TASK OBJECTIVE:
From the listing below, return each line that includes "xlabel".

▼

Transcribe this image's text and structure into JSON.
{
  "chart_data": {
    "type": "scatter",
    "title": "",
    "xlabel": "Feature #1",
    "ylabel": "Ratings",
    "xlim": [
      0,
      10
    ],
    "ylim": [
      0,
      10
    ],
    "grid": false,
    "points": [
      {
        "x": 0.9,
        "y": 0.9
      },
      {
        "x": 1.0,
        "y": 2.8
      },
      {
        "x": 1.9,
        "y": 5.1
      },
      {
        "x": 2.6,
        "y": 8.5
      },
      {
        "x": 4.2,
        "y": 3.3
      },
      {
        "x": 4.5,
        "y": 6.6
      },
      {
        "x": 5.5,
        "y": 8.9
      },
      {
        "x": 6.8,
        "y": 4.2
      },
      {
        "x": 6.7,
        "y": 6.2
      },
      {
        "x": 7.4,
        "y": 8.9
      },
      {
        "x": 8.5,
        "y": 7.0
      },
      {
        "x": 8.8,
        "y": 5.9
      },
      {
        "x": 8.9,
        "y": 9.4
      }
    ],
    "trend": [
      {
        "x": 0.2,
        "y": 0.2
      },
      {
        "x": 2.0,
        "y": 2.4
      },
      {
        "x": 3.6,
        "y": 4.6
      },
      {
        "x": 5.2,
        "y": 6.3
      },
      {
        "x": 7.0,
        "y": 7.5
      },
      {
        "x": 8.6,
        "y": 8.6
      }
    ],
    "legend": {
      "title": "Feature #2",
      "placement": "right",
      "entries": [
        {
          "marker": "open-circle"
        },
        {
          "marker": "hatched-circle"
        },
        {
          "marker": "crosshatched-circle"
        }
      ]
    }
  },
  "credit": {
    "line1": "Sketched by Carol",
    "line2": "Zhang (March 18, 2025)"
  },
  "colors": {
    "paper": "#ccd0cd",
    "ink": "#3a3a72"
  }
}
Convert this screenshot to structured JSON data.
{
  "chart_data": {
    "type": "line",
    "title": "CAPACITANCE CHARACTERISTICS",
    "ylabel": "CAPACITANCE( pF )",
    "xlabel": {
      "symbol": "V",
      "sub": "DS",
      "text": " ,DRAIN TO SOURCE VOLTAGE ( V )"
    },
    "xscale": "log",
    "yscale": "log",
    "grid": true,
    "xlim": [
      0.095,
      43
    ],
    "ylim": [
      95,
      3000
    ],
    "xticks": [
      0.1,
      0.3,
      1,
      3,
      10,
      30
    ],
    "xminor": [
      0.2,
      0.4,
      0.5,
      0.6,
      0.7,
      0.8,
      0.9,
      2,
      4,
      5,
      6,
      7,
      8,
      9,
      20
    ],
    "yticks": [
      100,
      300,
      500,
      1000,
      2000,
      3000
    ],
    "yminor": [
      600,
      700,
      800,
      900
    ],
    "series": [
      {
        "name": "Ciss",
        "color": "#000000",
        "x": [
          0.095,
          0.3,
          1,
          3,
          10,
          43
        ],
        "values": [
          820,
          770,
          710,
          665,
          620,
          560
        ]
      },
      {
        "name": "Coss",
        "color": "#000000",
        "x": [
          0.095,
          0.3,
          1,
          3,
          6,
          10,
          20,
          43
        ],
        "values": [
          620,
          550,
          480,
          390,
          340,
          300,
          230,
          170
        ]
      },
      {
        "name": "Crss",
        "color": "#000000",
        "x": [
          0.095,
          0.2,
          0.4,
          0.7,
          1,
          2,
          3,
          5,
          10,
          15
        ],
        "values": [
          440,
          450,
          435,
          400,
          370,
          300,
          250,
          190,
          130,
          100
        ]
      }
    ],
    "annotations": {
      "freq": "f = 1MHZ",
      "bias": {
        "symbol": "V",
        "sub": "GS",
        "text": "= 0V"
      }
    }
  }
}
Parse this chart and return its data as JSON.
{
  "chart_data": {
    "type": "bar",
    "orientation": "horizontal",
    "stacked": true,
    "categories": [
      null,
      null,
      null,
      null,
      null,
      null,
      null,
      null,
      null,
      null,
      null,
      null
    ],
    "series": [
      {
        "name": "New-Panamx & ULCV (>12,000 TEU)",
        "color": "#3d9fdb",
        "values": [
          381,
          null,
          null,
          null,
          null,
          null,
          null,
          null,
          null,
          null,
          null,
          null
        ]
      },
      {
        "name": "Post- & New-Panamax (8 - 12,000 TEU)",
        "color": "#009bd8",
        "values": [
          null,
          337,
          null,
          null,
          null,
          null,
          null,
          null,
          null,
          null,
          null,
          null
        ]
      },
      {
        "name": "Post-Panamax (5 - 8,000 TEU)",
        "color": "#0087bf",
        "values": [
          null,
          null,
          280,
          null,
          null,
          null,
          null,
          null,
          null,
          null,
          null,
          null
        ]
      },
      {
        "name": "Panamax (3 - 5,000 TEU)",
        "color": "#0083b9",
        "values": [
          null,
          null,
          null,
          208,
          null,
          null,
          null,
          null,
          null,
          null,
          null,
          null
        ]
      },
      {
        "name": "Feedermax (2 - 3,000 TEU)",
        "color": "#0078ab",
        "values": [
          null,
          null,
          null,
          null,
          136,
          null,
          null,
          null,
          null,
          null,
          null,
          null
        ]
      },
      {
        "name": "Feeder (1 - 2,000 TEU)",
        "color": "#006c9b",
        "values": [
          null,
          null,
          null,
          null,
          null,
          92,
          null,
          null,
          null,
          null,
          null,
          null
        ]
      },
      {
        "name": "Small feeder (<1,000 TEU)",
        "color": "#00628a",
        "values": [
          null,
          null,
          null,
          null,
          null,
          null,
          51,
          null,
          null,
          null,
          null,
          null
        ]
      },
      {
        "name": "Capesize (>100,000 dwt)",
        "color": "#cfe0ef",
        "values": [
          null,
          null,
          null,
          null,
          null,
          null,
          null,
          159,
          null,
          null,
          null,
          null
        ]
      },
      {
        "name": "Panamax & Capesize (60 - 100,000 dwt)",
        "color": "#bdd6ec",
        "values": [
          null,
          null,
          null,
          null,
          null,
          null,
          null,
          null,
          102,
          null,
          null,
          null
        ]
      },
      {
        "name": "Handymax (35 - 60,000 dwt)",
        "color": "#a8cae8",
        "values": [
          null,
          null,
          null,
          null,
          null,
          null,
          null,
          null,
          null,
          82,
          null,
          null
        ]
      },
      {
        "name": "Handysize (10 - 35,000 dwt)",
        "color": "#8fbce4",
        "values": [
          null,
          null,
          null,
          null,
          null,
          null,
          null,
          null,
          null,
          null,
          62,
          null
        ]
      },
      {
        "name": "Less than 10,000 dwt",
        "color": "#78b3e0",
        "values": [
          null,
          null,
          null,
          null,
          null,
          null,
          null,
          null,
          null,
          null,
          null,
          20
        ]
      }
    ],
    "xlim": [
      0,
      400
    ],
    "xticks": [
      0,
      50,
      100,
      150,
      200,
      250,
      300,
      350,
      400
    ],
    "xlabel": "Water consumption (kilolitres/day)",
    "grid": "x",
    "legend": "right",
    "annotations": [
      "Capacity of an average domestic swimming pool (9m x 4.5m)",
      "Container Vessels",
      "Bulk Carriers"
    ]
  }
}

▲

SOLUTION TO THIS PROBLEM:
    "xlabel": "Feature #1",
    "xlabel": {
    "xlabel": "Water consumption (kilolitres/day)",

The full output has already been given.